---- Raw records

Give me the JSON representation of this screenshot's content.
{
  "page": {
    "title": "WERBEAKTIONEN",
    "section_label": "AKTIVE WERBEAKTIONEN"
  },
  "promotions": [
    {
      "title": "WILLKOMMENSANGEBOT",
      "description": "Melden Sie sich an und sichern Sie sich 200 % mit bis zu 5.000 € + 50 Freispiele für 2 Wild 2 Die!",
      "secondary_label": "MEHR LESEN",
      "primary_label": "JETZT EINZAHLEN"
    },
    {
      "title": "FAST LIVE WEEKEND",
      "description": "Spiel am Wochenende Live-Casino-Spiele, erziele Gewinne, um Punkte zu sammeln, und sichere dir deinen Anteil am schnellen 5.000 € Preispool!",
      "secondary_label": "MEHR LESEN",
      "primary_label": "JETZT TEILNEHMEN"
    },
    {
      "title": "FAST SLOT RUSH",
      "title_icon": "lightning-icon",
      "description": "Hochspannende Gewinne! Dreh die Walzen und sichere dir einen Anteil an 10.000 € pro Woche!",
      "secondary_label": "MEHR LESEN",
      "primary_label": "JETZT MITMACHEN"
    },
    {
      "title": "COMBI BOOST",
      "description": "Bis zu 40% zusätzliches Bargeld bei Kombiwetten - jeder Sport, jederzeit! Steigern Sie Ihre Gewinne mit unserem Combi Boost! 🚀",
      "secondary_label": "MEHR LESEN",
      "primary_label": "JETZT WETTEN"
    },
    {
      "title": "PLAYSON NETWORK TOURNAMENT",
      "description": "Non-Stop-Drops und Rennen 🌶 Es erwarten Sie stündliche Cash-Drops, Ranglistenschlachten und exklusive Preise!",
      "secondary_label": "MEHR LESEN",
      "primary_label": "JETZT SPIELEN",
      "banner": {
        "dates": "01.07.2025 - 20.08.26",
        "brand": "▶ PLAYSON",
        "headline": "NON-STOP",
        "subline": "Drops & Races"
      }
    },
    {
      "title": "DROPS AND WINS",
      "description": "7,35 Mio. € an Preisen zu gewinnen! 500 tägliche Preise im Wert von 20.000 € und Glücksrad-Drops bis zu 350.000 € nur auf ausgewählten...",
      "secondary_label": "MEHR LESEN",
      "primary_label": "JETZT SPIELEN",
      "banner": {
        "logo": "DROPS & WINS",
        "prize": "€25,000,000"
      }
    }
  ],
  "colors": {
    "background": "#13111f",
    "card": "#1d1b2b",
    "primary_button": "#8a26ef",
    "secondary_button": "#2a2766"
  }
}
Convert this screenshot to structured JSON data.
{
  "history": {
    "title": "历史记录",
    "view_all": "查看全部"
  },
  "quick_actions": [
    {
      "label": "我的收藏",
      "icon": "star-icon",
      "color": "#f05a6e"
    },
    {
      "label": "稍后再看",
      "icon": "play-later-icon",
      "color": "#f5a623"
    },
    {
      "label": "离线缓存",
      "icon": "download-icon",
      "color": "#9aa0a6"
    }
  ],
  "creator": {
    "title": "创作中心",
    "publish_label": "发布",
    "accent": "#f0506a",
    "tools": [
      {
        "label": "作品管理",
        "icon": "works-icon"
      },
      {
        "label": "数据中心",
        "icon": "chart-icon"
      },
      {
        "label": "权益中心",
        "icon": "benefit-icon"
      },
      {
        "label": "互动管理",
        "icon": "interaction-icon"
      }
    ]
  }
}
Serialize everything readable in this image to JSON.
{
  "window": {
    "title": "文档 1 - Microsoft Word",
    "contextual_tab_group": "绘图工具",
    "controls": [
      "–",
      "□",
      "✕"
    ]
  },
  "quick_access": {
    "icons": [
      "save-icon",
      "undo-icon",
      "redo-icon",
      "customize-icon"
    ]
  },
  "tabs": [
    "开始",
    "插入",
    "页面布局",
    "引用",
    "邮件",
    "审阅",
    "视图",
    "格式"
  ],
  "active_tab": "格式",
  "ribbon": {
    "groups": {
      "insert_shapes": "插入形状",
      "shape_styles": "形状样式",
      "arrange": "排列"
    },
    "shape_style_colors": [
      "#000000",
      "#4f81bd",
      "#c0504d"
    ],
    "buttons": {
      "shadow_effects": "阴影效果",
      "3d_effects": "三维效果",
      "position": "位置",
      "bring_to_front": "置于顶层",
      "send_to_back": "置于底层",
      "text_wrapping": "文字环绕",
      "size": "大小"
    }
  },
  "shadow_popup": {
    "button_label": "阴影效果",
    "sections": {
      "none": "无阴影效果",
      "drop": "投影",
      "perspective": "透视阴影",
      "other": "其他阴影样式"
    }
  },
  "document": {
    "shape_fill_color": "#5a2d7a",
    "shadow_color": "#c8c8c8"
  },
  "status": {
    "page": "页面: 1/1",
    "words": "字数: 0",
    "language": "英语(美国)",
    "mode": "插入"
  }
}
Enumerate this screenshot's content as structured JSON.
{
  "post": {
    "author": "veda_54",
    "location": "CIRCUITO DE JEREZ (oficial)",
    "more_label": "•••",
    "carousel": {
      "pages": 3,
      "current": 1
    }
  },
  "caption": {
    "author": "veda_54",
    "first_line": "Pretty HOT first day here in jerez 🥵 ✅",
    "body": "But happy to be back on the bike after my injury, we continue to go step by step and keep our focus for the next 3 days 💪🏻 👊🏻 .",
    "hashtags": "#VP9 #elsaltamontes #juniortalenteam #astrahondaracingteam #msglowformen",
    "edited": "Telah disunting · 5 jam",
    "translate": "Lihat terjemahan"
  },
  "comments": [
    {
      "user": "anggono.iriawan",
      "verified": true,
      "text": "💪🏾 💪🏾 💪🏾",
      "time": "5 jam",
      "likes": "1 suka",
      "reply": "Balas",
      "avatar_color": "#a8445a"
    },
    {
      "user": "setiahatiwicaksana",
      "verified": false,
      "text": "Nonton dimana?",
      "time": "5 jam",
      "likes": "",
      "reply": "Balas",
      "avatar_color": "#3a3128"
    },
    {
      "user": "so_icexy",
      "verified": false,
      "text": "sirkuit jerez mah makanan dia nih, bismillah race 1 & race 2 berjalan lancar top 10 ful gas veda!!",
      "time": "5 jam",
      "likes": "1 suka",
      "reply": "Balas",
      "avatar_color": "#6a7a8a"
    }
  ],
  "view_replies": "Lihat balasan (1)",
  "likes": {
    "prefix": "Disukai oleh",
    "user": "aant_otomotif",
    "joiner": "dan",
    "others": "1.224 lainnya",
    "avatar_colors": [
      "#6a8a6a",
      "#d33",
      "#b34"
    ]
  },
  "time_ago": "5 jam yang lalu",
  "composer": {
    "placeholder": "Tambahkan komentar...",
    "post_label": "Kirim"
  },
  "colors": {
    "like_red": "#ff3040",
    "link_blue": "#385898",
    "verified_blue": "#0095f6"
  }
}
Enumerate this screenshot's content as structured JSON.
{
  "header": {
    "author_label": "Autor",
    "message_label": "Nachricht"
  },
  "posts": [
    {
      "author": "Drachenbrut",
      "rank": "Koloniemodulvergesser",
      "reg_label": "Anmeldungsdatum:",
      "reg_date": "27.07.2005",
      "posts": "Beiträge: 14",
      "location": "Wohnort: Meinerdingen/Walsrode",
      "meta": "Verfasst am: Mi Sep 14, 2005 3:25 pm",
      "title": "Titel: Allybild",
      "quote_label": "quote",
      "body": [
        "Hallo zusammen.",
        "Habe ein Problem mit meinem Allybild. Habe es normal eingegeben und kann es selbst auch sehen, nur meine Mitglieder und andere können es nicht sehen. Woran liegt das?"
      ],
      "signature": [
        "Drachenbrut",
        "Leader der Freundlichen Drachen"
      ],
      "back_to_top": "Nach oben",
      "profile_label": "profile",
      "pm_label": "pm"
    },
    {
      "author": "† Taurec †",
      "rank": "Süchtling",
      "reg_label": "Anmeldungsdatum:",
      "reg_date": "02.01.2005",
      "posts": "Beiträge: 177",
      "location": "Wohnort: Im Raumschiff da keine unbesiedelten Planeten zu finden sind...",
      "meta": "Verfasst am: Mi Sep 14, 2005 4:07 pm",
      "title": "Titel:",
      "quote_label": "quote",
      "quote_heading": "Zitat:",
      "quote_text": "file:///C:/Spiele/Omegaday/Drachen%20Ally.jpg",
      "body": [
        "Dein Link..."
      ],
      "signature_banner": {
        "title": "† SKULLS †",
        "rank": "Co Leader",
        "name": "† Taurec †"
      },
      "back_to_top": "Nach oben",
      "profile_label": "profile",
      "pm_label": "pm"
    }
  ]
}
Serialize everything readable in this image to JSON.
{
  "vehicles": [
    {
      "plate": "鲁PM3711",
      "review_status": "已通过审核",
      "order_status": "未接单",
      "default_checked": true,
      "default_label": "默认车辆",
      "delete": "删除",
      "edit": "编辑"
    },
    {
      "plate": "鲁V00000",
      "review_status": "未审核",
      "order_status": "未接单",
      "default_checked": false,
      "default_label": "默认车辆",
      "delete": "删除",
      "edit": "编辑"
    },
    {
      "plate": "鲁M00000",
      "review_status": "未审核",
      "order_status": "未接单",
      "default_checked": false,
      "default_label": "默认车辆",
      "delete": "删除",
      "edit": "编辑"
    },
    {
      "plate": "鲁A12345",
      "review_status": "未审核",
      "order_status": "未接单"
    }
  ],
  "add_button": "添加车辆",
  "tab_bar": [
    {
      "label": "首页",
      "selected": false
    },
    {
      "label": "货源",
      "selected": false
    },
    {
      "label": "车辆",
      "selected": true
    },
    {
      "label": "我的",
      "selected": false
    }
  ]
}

--------

§ **What this task involves**
Check the data for the word "sichere" and pull out the lines that have it.

§ **Task solution**
      "description": "Spiel am Wochenende Live-Casino-Spiele, erziele Gewinne, um Punkte zu sammeln, und sichere dir deinen Anteil am schnellen 5.000 € Preispool!",
      "description": "Hochspannende Gewinne! Dreh die Walzen und sichere dir einen Anteil an 10.000 € pro Woche!",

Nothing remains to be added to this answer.